◆ SHORT EXERCISE:
Look through the lines below and extract any with the word "strategies".

◆ Data entries:
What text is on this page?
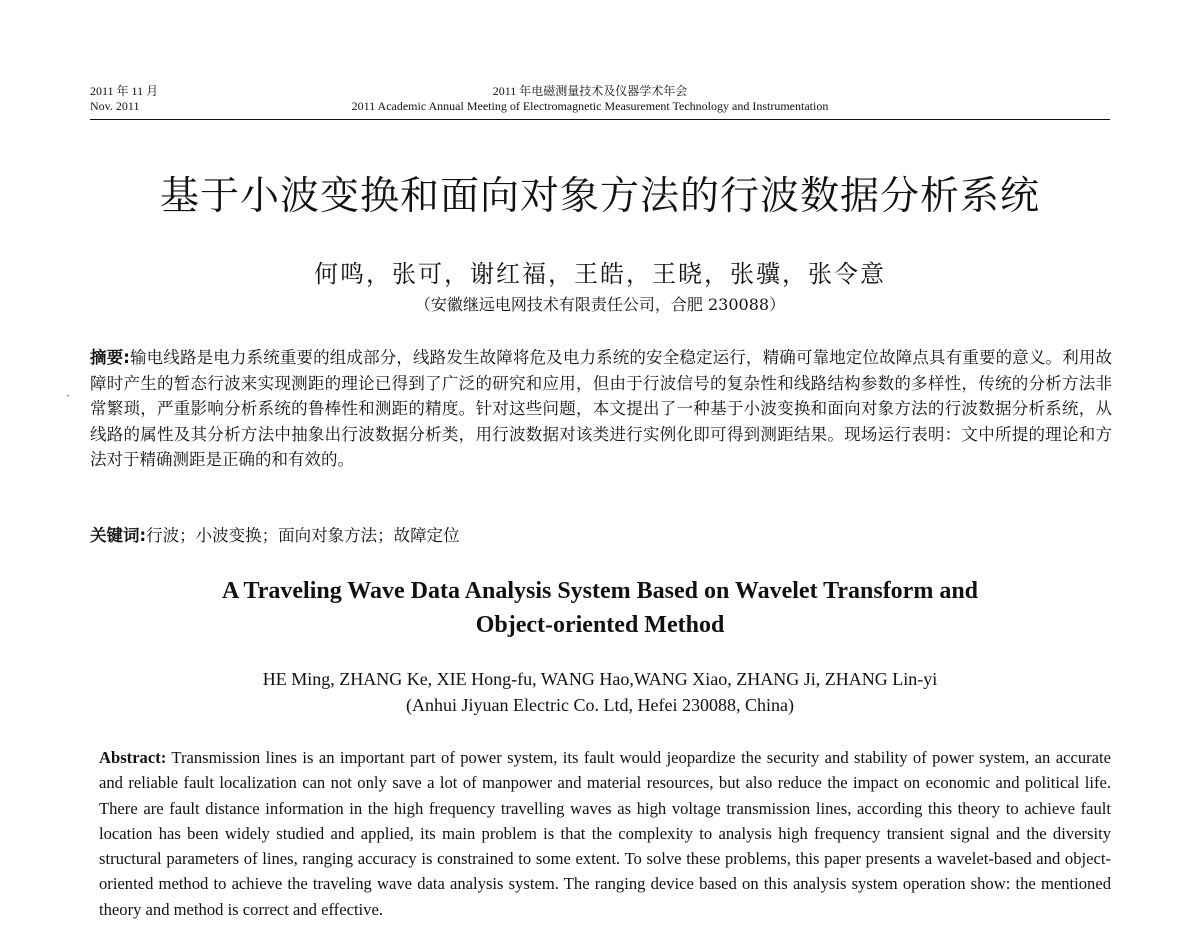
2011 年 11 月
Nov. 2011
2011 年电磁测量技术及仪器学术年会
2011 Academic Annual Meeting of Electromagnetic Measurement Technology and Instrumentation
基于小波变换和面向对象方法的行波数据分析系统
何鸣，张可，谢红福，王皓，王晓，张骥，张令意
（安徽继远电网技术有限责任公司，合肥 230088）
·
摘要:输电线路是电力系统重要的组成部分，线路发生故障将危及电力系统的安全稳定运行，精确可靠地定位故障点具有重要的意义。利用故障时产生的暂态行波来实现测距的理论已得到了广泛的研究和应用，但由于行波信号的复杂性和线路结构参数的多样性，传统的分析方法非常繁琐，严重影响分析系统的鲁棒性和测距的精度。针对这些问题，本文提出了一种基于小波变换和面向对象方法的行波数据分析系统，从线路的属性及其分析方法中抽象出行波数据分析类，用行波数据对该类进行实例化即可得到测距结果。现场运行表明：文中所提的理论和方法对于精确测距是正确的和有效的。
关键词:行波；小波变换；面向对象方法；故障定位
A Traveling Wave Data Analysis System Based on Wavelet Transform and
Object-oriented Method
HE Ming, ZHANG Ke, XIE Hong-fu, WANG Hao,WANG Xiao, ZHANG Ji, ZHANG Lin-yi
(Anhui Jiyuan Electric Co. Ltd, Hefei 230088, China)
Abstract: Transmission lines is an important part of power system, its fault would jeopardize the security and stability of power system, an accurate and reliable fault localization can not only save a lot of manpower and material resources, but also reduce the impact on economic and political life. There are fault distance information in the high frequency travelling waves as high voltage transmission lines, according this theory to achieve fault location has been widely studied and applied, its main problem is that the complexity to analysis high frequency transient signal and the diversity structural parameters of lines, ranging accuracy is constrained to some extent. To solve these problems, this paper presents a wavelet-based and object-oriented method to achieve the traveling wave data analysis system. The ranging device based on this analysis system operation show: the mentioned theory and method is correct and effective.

* * *

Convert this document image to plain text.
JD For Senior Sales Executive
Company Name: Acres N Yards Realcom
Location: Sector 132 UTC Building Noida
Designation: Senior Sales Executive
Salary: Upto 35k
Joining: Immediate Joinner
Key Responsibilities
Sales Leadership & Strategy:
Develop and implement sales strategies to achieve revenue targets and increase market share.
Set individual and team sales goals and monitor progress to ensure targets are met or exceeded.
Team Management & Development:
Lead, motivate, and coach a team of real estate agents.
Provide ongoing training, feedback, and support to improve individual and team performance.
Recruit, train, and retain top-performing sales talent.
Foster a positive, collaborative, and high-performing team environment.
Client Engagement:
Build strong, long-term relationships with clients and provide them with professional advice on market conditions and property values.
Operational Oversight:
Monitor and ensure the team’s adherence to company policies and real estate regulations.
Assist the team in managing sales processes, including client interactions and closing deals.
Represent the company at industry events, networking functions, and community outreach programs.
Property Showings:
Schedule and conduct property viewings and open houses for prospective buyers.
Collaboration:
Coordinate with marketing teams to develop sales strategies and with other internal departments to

◆ RESPONSE TO THIS EXERCISE:
Develop and implement sales strategies to achieve revenue targets and increase market share.
Coordinate with marketing teams to develop sales strategies and with other internal departments to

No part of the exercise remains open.